- _Requirement_: The records below need retyping in full; give them again exactly.

- _Listing_:
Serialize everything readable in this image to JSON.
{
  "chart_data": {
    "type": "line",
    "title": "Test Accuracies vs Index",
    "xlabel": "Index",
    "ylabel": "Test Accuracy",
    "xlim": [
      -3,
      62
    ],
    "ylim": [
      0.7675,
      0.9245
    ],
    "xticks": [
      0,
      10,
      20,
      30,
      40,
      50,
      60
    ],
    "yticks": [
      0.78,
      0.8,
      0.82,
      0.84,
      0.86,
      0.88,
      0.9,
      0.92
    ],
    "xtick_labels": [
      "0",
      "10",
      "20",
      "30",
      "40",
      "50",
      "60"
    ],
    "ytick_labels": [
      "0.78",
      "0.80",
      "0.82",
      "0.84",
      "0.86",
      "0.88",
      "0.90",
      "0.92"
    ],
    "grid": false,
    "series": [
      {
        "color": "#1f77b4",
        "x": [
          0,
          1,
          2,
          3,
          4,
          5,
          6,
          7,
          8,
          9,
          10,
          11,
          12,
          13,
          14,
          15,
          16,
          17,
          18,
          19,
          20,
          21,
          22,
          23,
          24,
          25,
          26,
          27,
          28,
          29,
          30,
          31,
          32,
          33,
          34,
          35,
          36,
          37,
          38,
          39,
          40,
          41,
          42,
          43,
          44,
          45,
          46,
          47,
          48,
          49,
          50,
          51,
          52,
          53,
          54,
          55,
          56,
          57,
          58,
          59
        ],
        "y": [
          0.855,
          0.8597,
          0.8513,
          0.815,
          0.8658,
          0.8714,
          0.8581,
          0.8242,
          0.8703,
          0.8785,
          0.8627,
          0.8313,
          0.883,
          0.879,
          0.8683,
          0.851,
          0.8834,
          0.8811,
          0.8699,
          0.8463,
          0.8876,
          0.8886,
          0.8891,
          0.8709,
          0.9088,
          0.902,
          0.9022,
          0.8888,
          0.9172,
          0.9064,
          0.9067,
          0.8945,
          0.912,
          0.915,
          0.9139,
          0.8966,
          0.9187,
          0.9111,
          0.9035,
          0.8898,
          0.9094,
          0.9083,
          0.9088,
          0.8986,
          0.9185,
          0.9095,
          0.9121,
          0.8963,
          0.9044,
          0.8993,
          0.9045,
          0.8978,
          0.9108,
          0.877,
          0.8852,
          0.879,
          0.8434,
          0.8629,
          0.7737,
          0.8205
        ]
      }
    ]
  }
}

- _Exercise answer_:
Serialize everything readable in this image to JSON.
{
  "chart_data": {
    "type": "line",
    "title": "Test Accuracies vs Index",
    "xlabel": "Index",
    "ylabel": "Test Accuracy",
    "xlim": [
      -3,
      62
    ],
    "ylim": [
      0.7675,
      0.9245
    ],
    "xticks": [
      0,
      10,
      20,
      30,
      40,
      50,
      60
    ],
    "yticks": [
      0.78,
      0.8,
      0.82,
      0.84,
      0.86,
      0.88,
      0.9,
      0.92
    ],
    "xtick_labels": [
      "0",
      "10",
      "20",
      "30",
      "40",
      "50",
      "60"
    ],
    "ytick_labels": [
      "0.78",
      "0.80",
      "0.82",
      "0.84",
      "0.86",
      "0.88",
      "0.90",
      "0.92"
    ],
    "grid": false,
    "series": [
      {
        "color": "#1f77b4",
        "x": [
          0,
          1,
          2,
          3,
          4,
          5,
          6,
          7,
          8,
          9,
          10,
          11,
          12,
          13,
          14,
          15,
          16,
          17,
          18,
          19,
          20,
          21,
          22,
          23,
          24,
          25,
          26,
          27,
          28,
          29,
          30,
          31,
          32,
          33,
          34,
          35,
          36,
          37,
          38,
          39,
          40,
          41,
          42,
          43,
          44,
          45,
          46,
          47,
          48,
          49,
          50,
          51,
          52,
          53,
          54,
          55,
          56,
          57,
          58,
          59
        ],
        "y": [
          0.855,
          0.8597,
          0.8513,
          0.815,
          0.8658,
          0.8714,
          0.8581,
          0.8242,
          0.8703,
          0.8785,
          0.8627,
          0.8313,
          0.883,
          0.879,
          0.8683,
          0.851,
          0.8834,
          0.8811,
          0.8699,
          0.8463,
          0.8876,
          0.8886,
          0.8891,
          0.8709,
          0.9088,
          0.902,
          0.9022,
          0.8888,
          0.9172,
          0.9064,
          0.9067,
          0.8945,
          0.912,
          0.915,
          0.9139,
          0.8966,
          0.9187,
          0.9111,
          0.9035,
          0.8898,
          0.9094,
          0.9083,
          0.9088,
          0.8986,
          0.9185,
          0.9095,
          0.9121,
          0.8963,
          0.9044,
          0.8993,
          0.9045,
          0.8978,
          0.9108,
          0.877,
          0.8852,
          0.879,
          0.8434,
          0.8629,
          0.7737,
          0.8205
        ]
      }
    ]
  }
}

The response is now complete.